- TASK DIRECTIONS
Word for word, restate the records that appear below.

[Saved entries]
════════════════════

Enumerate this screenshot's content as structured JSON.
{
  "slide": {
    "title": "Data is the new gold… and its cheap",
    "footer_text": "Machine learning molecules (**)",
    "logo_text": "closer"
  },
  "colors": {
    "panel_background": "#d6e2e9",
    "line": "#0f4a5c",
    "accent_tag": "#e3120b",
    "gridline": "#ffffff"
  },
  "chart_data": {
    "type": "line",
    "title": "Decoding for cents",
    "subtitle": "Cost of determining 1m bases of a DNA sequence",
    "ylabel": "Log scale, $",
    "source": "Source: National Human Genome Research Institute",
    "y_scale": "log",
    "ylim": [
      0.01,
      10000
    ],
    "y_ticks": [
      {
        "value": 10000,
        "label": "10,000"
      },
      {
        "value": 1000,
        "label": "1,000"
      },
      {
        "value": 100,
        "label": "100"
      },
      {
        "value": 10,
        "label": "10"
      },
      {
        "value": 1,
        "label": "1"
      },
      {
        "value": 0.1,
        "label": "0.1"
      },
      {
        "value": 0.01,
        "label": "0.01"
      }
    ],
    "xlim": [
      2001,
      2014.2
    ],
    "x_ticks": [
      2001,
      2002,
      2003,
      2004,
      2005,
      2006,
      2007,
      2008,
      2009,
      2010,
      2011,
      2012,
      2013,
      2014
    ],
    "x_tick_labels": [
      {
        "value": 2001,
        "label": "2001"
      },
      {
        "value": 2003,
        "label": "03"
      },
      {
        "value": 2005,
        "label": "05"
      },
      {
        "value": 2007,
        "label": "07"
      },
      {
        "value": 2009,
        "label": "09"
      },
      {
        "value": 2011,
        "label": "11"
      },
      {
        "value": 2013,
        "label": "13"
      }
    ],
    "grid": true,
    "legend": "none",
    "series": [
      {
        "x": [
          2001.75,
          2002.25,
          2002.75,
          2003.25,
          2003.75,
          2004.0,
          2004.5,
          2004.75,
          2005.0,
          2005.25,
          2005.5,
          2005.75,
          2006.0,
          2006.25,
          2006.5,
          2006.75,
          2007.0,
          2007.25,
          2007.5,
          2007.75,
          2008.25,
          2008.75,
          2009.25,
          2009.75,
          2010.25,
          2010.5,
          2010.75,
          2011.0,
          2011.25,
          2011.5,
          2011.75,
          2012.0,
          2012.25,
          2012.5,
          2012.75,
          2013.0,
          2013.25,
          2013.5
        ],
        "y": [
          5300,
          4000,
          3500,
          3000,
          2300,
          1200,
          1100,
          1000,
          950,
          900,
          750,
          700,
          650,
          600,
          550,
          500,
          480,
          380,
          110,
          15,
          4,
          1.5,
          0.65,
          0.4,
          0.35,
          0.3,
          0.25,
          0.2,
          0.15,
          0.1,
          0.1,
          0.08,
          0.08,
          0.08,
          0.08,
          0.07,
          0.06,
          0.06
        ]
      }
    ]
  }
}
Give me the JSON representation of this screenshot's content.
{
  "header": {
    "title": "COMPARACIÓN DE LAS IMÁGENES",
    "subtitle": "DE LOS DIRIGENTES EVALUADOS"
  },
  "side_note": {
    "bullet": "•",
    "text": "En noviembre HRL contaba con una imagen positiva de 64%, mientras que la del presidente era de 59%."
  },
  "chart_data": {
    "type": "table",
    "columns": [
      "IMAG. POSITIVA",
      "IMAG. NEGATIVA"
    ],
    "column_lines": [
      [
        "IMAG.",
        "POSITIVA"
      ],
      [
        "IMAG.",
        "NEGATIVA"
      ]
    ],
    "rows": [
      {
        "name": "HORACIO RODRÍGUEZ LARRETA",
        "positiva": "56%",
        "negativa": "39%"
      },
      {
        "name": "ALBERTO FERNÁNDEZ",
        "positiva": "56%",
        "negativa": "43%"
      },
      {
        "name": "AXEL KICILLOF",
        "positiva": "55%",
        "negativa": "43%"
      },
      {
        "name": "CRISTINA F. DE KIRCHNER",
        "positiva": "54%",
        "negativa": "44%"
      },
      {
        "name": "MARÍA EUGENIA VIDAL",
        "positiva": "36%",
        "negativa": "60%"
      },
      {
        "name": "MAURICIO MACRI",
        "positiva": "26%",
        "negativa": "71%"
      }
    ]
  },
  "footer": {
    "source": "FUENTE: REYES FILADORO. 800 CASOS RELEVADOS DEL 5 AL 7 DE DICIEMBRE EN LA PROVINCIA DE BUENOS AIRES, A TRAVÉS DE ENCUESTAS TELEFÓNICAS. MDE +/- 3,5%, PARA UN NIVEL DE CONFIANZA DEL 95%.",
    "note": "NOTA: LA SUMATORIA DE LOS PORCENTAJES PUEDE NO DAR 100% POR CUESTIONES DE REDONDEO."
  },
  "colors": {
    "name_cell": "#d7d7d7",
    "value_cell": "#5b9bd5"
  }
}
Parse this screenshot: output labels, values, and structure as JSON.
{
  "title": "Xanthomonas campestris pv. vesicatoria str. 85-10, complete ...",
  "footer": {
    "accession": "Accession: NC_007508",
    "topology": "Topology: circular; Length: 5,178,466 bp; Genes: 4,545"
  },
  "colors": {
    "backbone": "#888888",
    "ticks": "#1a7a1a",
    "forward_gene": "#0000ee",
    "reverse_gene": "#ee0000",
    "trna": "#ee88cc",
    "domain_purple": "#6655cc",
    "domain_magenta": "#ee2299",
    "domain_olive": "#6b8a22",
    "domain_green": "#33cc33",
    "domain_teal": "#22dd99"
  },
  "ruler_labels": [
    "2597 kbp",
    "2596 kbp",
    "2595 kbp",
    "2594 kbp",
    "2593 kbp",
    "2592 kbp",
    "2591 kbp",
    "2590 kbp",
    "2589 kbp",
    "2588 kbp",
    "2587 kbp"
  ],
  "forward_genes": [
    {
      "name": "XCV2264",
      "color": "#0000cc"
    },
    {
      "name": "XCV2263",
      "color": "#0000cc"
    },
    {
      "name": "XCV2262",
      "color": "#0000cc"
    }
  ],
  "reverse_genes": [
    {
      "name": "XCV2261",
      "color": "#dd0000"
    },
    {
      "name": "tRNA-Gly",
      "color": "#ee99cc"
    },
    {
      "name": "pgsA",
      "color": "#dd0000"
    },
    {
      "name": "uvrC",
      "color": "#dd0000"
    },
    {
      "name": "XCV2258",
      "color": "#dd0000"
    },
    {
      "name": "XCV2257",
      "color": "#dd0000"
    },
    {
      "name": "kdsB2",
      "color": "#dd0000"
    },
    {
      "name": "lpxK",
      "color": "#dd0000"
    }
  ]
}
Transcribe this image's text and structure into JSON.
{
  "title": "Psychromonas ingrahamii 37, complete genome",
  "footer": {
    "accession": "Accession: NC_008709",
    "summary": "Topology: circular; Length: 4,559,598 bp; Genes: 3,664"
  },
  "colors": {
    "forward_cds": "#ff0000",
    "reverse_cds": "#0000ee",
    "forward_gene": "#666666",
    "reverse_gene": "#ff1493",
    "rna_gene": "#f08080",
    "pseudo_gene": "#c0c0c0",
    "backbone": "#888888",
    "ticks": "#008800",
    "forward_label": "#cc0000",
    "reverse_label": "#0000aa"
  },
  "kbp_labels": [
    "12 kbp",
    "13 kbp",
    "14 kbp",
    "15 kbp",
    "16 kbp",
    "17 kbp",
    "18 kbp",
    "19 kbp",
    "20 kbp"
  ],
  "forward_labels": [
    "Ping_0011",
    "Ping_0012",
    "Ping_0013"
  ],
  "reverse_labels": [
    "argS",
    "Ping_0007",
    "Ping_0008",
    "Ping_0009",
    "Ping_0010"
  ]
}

════════════════════

- WRITTEN ANSWER
Enumerate this screenshot's content as structured JSON.
{
  "slide": {
    "title": "Data is the new gold… and its cheap",
    "footer_text": "Machine learning molecules (**)",
    "logo_text": "closer"
  },
  "colors": {
    "panel_background": "#d6e2e9",
    "line": "#0f4a5c",
    "accent_tag": "#e3120b",
    "gridline": "#ffffff"
  },
  "chart_data": {
    "type": "line",
    "title": "Decoding for cents",
    "subtitle": "Cost of determining 1m bases of a DNA sequence",
    "ylabel": "Log scale, $",
    "source": "Source: National Human Genome Research Institute",
    "y_scale": "log",
    "ylim": [
      0.01,
      10000
    ],
    "y_ticks": [
      {
        "value": 10000,
        "label": "10,000"
      },
      {
        "value": 1000,
        "label": "1,000"
      },
      {
        "value": 100,
        "label": "100"
      },
      {
        "value": 10,
        "label": "10"
      },
      {
        "value": 1,
        "label": "1"
      },
      {
        "value": 0.1,
        "label": "0.1"
      },
      {
        "value": 0.01,
        "label": "0.01"
      }
    ],
    "xlim": [
      2001,
      2014.2
    ],
    "x_ticks": [
      2001,
      2002,
      2003,
      2004,
      2005,
      2006,
      2007,
      2008,
      2009,
      2010,
      2011,
      2012,
      2013,
      2014
    ],
    "x_tick_labels": [
      {
        "value": 2001,
        "label": "2001"
      },
      {
        "value": 2003,
        "label": "03"
      },
      {
        "value": 2005,
        "label": "05"
      },
      {
        "value": 2007,
        "label": "07"
      },
      {
        "value": 2009,
        "label": "09"
      },
      {
        "value": 2011,
        "label": "11"
      },
      {
        "value": 2013,
        "label": "13"
      }
    ],
    "grid": true,
    "legend": "none",
    "series": [
      {
        "x": [
          2001.75,
          2002.25,
          2002.75,
          2003.25,
          2003.75,
          2004.0,
          2004.5,
          2004.75,
          2005.0,
          2005.25,
          2005.5,
          2005.75,
          2006.0,
          2006.25,
          2006.5,
          2006.75,
          2007.0,
          2007.25,
          2007.5,
          2007.75,
          2008.25,
          2008.75,
          2009.25,
          2009.75,
          2010.25,
          2010.5,
          2010.75,
          2011.0,
          2011.25,
          2011.5,
          2011.75,
          2012.0,
          2012.25,
          2012.5,
          2012.75,
          2013.0,
          2013.25,
          2013.5
        ],
        "y": [
          5300,
          4000,
          3500,
          3000,
          2300,
          1200,
          1100,
          1000,
          950,
          900,
          750,
          700,
          650,
          600,
          550,
          500,
          480,
          380,
          110,
          15,
          4,
          1.5,
          0.65,
          0.4,
          0.35,
          0.3,
          0.25,
          0.2,
          0.15,
          0.1,
          0.1,
          0.08,
          0.08,
          0.08,
          0.08,
          0.07,
          0.06,
          0.06
        ]
      }
    ]
  }
}
Give me the JSON representation of this screenshot's content.
{
  "header": {
    "title": "COMPARACIÓN DE LAS IMÁGENES",
    "subtitle": "DE LOS DIRIGENTES EVALUADOS"
  },
  "side_note": {
    "bullet": "•",
    "text": "En noviembre HRL contaba con una imagen positiva de 64%, mientras que la del presidente era de 59%."
  },
  "chart_data": {
    "type": "table",
    "columns": [
      "IMAG. POSITIVA",
      "IMAG. NEGATIVA"
    ],
    "column_lines": [
      [
        "IMAG.",
        "POSITIVA"
      ],
      [
        "IMAG.",
        "NEGATIVA"
      ]
    ],
    "rows": [
      {
        "name": "HORACIO RODRÍGUEZ LARRETA",
        "positiva": "56%",
        "negativa": "39%"
      },
      {
        "name": "ALBERTO FERNÁNDEZ",
        "positiva": "56%",
        "negativa": "43%"
      },
      {
        "name": "AXEL KICILLOF",
        "positiva": "55%",
        "negativa": "43%"
      },
      {
        "name": "CRISTINA F. DE KIRCHNER",
        "positiva": "54%",
        "negativa": "44%"
      },
      {
        "name": "MARÍA EUGENIA VIDAL",
        "positiva": "36%",
        "negativa": "60%"
      },
      {
        "name": "MAURICIO MACRI",
        "positiva": "26%",
        "negativa": "71%"
      }
    ]
  },
  "footer": {
    "source": "FUENTE: REYES FILADORO. 800 CASOS RELEVADOS DEL 5 AL 7 DE DICIEMBRE EN LA PROVINCIA DE BUENOS AIRES, A TRAVÉS DE ENCUESTAS TELEFÓNICAS. MDE +/- 3,5%, PARA UN NIVEL DE CONFIANZA DEL 95%.",
    "note": "NOTA: LA SUMATORIA DE LOS PORCENTAJES PUEDE NO DAR 100% POR CUESTIONES DE REDONDEO."
  },
  "colors": {
    "name_cell": "#d7d7d7",
    "value_cell": "#5b9bd5"
  }
}
Parse this screenshot: output labels, values, and structure as JSON.
{
  "title": "Xanthomonas campestris pv. vesicatoria str. 85-10, complete ...",
  "footer": {
    "accession": "Accession: NC_007508",
    "topology": "Topology: circular; Length: 5,178,466 bp; Genes: 4,545"
  },
  "colors": {
    "backbone": "#888888",
    "ticks": "#1a7a1a",
    "forward_gene": "#0000ee",
    "reverse_gene": "#ee0000",
    "trna": "#ee88cc",
    "domain_purple": "#6655cc",
    "domain_magenta": "#ee2299",
    "domain_olive": "#6b8a22",
    "domain_green": "#33cc33",
    "domain_teal": "#22dd99"
  },
  "ruler_labels": [
    "2597 kbp",
    "2596 kbp",
    "2595 kbp",
    "2594 kbp",
    "2593 kbp",
    "2592 kbp",
    "2591 kbp",
    "2590 kbp",
    "2589 kbp",
    "2588 kbp",
    "2587 kbp"
  ],
  "forward_genes": [
    {
      "name": "XCV2264",
      "color": "#0000cc"
    },
    {
      "name": "XCV2263",
      "color": "#0000cc"
    },
    {
      "name": "XCV2262",
      "color": "#0000cc"
    }
  ],
  "reverse_genes": [
    {
      "name": "XCV2261",
      "color": "#dd0000"
    },
    {
      "name": "tRNA-Gly",
      "color": "#ee99cc"
    },
    {
      "name": "pgsA",
      "color": "#dd0000"
    },
    {
      "name": "uvrC",
      "color": "#dd0000"
    },
    {
      "name": "XCV2258",
      "color": "#dd0000"
    },
    {
      "name": "XCV2257",
      "color": "#dd0000"
    },
    {
      "name": "kdsB2",
      "color": "#dd0000"
    },
    {
      "name": "lpxK",
      "color": "#dd0000"
    }
  ]
}
Transcribe this image's text and structure into JSON.
{
  "title": "Psychromonas ingrahamii 37, complete genome",
  "footer": {
    "accession": "Accession: NC_008709",
    "summary": "Topology: circular; Length: 4,559,598 bp; Genes: 3,664"
  },
  "colors": {
    "forward_cds": "#ff0000",
    "reverse_cds": "#0000ee",
    "forward_gene": "#666666",
    "reverse_gene": "#ff1493",
    "rna_gene": "#f08080",
    "pseudo_gene": "#c0c0c0",
    "backbone": "#888888",
    "ticks": "#008800",
    "forward_label": "#cc0000",
    "reverse_label": "#0000aa"
  },
  "kbp_labels": [
    "12 kbp",
    "13 kbp",
    "14 kbp",
    "15 kbp",
    "16 kbp",
    "17 kbp",
    "18 kbp",
    "19 kbp",
    "20 kbp"
  ],
  "forward_labels": [
    "Ping_0011",
    "Ping_0012",
    "Ping_0013"
  ],
  "reverse_labels": [
    "argS",
    "Ping_0007",
    "Ping_0008",
    "Ping_0009",
    "Ping_0010"
  ]
}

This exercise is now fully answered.